> [WHAT TO WORK ON]:
Copy, in full, each line of the material that holds the word "thumbs".

Data records:
★ ★ ★ ★ ★

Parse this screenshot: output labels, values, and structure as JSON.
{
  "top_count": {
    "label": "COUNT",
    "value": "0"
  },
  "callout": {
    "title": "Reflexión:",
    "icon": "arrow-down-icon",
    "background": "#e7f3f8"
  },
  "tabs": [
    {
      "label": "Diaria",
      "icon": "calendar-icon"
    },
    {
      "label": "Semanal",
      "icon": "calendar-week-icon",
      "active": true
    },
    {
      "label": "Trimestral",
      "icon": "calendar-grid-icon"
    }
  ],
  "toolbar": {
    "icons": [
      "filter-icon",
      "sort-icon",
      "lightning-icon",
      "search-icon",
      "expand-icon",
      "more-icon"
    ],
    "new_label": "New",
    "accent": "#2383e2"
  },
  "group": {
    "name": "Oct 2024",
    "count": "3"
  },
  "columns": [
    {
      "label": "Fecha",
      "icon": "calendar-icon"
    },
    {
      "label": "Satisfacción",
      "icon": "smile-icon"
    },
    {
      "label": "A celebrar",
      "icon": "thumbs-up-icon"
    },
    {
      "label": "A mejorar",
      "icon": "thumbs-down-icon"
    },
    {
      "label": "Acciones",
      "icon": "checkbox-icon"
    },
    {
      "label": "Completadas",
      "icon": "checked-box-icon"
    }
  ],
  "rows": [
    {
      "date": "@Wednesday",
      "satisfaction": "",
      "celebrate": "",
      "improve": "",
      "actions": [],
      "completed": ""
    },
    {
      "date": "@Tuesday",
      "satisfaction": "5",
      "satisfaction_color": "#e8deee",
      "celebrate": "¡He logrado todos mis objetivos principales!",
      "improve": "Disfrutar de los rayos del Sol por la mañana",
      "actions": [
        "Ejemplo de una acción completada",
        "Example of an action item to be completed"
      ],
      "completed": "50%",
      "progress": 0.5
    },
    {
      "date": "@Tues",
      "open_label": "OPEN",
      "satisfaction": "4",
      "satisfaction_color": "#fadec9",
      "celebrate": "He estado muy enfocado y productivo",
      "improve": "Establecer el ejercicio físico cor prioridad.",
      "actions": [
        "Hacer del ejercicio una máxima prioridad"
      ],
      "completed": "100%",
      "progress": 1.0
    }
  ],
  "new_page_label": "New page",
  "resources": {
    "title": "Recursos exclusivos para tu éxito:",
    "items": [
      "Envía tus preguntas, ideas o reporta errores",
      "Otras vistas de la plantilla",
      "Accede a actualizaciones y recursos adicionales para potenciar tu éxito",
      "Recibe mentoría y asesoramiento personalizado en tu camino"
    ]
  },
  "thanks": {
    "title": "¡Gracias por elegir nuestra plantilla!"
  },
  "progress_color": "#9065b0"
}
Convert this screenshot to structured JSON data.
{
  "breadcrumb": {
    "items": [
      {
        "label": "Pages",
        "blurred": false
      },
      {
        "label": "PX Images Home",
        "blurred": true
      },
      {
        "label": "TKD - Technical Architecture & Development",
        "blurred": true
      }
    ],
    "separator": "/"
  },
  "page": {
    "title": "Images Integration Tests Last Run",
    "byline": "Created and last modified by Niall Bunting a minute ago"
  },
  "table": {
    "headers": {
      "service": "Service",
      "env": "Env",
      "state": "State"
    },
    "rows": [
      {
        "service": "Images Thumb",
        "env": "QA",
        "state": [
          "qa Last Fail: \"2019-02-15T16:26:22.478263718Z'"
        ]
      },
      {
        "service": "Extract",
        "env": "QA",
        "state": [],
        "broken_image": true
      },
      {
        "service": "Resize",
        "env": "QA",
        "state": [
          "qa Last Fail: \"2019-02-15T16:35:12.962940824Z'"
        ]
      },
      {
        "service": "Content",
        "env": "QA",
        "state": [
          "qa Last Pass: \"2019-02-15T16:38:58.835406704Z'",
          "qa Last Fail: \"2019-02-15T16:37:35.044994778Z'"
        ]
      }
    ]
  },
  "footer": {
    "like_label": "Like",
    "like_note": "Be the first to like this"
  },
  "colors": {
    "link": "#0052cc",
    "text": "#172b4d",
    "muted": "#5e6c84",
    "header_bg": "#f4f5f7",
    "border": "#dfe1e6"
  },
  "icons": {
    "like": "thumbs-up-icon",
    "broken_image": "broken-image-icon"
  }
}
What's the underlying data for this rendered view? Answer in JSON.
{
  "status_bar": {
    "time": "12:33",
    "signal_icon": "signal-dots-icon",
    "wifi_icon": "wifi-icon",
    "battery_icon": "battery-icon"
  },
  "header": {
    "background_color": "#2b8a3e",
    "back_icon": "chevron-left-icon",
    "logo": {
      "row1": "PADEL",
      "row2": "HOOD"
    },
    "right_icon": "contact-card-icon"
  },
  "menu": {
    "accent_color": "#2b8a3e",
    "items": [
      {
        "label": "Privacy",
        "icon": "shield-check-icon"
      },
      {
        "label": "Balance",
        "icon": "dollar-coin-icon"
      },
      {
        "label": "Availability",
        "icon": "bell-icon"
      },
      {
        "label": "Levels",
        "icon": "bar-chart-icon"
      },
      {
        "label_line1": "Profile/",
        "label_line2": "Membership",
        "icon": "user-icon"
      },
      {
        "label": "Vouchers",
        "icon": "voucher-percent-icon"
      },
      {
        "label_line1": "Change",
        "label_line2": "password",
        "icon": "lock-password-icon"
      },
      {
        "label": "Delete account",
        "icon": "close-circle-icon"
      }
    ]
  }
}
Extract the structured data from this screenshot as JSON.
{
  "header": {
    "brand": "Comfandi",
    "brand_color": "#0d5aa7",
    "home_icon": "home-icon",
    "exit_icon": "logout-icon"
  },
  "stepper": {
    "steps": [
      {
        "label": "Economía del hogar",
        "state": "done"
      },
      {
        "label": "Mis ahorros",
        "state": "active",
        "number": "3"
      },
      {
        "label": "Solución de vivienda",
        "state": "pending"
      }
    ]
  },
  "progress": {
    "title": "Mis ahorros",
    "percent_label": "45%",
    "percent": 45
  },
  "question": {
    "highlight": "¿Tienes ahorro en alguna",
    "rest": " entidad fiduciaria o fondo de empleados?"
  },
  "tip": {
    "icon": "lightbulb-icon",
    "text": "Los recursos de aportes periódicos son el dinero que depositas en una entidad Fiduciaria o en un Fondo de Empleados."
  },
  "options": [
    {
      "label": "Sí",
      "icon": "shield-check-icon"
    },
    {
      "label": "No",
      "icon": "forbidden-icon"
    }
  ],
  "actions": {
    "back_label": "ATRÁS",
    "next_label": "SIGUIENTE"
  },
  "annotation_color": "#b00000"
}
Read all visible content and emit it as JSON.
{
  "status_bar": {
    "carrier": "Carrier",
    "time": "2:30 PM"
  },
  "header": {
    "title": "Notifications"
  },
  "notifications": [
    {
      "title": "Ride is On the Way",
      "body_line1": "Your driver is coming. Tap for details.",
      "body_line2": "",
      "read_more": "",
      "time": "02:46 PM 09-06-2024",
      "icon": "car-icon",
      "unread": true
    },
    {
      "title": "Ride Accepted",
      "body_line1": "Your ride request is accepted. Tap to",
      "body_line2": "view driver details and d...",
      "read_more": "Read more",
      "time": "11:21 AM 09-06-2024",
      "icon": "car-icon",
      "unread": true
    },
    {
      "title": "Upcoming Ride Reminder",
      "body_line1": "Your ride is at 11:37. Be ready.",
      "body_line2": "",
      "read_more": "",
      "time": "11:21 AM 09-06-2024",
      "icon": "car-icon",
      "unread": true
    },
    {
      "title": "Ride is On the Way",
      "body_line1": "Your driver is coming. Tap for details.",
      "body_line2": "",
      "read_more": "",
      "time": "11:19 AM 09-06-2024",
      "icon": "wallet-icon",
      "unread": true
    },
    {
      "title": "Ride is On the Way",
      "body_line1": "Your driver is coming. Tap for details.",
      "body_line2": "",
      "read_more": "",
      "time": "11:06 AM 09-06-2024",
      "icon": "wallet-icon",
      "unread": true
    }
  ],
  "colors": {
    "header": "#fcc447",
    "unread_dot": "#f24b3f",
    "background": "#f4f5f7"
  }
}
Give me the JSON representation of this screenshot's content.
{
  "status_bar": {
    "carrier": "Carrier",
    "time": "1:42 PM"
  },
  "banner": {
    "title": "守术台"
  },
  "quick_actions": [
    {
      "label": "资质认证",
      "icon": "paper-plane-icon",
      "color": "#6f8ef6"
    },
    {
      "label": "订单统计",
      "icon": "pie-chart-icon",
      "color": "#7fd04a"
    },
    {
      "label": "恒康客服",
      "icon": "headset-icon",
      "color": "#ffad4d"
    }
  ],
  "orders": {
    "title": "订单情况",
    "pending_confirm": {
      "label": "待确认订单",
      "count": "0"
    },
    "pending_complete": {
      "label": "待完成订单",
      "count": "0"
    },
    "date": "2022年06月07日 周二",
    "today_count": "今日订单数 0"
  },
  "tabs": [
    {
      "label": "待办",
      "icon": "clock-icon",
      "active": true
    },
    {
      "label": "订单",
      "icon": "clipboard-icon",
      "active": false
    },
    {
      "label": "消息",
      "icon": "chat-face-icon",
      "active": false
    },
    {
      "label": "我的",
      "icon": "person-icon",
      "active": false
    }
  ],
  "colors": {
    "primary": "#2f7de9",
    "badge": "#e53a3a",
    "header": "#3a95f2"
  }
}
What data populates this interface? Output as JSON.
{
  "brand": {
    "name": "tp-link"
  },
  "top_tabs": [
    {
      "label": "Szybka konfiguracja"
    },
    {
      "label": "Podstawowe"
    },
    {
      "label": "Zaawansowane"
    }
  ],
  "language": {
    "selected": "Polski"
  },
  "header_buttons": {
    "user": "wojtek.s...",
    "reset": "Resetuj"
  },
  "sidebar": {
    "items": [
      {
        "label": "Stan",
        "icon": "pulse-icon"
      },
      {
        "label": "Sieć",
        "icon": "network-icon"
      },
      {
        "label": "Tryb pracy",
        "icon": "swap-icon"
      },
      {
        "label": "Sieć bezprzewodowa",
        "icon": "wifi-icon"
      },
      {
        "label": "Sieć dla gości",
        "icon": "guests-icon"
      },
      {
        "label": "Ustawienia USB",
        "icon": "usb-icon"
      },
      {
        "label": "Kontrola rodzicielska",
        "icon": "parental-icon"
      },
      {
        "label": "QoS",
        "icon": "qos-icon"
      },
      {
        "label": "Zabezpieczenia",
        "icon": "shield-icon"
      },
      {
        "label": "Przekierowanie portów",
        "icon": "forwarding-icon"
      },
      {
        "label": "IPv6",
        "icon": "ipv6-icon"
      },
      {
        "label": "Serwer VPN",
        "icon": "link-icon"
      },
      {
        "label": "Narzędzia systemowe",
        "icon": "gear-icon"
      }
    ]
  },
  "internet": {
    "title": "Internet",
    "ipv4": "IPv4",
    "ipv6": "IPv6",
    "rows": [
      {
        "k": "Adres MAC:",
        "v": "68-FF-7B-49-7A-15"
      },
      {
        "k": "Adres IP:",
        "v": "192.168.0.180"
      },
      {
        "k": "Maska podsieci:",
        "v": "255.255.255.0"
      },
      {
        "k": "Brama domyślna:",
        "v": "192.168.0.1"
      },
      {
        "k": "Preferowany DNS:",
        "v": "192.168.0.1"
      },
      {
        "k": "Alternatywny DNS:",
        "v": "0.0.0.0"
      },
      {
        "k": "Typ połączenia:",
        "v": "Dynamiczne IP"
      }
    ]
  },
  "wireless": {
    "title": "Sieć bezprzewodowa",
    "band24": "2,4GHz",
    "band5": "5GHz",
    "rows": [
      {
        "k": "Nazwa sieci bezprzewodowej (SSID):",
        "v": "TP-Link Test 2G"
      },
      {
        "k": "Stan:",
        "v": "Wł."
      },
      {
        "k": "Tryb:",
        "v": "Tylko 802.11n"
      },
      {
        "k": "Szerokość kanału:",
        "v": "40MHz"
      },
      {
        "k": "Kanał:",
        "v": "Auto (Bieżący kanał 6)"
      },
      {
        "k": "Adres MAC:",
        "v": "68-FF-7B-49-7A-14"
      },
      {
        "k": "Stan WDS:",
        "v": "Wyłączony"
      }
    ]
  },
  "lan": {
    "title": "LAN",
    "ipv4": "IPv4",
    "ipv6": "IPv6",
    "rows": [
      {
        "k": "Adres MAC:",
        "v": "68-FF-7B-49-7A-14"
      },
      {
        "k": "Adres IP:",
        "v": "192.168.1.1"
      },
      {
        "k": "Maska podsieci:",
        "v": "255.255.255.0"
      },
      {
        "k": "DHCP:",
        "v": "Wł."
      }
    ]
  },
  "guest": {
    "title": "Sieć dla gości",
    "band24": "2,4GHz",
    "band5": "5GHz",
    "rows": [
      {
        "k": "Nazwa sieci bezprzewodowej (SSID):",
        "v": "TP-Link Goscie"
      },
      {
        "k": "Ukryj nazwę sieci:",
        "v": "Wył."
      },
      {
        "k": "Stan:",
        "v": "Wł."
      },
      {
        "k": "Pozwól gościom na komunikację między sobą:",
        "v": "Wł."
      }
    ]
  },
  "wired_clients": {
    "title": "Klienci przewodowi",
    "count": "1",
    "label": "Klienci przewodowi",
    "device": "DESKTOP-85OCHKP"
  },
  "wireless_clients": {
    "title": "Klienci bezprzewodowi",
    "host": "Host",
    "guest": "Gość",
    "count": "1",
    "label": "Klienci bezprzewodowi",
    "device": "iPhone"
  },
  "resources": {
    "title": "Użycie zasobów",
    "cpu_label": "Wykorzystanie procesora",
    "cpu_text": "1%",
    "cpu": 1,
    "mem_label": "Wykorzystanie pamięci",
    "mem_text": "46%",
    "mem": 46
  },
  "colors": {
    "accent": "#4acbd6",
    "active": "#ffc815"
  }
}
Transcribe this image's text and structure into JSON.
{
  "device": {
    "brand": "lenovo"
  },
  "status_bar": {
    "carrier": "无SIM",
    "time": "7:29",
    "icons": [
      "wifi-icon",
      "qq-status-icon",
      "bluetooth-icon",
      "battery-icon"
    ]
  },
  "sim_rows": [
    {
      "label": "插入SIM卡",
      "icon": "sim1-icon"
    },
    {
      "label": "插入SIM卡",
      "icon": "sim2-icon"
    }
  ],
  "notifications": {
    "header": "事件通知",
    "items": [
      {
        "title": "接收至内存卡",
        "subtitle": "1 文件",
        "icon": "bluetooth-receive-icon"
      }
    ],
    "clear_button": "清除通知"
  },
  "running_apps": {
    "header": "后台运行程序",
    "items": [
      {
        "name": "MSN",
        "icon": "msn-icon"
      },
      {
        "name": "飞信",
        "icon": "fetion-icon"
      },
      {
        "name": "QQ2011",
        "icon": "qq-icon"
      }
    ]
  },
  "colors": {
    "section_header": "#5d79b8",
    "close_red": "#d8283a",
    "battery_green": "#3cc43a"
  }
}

★ ★ ★ ★ ★

> [EXERCISE RESULT]:
      "icon": "thumbs-up-icon"
      "icon": "thumbs-down-icon"
    "like": "thumbs-up-icon",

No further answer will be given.